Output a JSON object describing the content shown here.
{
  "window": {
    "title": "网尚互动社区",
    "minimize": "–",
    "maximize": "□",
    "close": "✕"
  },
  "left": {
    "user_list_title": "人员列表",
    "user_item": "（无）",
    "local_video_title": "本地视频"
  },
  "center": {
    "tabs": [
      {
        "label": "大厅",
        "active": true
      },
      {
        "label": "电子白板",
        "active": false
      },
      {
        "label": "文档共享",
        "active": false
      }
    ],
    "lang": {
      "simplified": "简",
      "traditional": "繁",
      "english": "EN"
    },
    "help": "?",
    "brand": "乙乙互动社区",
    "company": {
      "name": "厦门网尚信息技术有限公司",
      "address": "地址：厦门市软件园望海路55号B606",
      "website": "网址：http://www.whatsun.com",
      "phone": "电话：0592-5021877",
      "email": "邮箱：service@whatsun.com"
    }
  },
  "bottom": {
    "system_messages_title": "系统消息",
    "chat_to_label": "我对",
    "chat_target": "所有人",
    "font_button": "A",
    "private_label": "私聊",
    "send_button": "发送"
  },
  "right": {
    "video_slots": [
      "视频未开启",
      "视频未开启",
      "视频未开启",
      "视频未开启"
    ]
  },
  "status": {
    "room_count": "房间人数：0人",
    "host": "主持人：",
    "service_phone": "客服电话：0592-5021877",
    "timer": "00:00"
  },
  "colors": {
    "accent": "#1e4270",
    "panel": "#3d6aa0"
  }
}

---+---

» DIRECTIONS: Each line must be given again exactly as written above.

» EXERCISE RESULT:
Output a JSON object describing the content shown here.
{
  "window": {
    "title": "网尚互动社区",
    "minimize": "–",
    "maximize": "□",
    "close": "✕"
  },
  "left": {
    "user_list_title": "人员列表",
    "user_item": "（无）",
    "local_video_title": "本地视频"
  },
  "center": {
    "tabs": [
      {
        "label": "大厅",
        "active": true
      },
      {
        "label": "电子白板",
        "active": false
      },
      {
        "label": "文档共享",
        "active": false
      }
    ],
    "lang": {
      "simplified": "简",
      "traditional": "繁",
      "english": "EN"
    },
    "help": "?",
    "brand": "乙乙互动社区",
    "company": {
      "name": "厦门网尚信息技术有限公司",
      "address": "地址：厦门市软件园望海路55号B606",
      "website": "网址：http://www.whatsun.com",
      "phone": "电话：0592-5021877",
      "email": "邮箱：service@whatsun.com"
    }
  },
  "bottom": {
    "system_messages_title": "系统消息",
    "chat_to_label": "我对",
    "chat_target": "所有人",
    "font_button": "A",
    "private_label": "私聊",
    "send_button": "发送"
  },
  "right": {
    "video_slots": [
      "视频未开启",
      "视频未开启",
      "视频未开启",
      "视频未开启"
    ]
  },
  "status": {
    "room_count": "房间人数：0人",
    "host": "主持人：",
    "service_phone": "客服电话：0592-5021877",
    "timer": "00:00"
  },
  "colors": {
    "accent": "#1e4270",
    "panel": "#3d6aa0"
  }
}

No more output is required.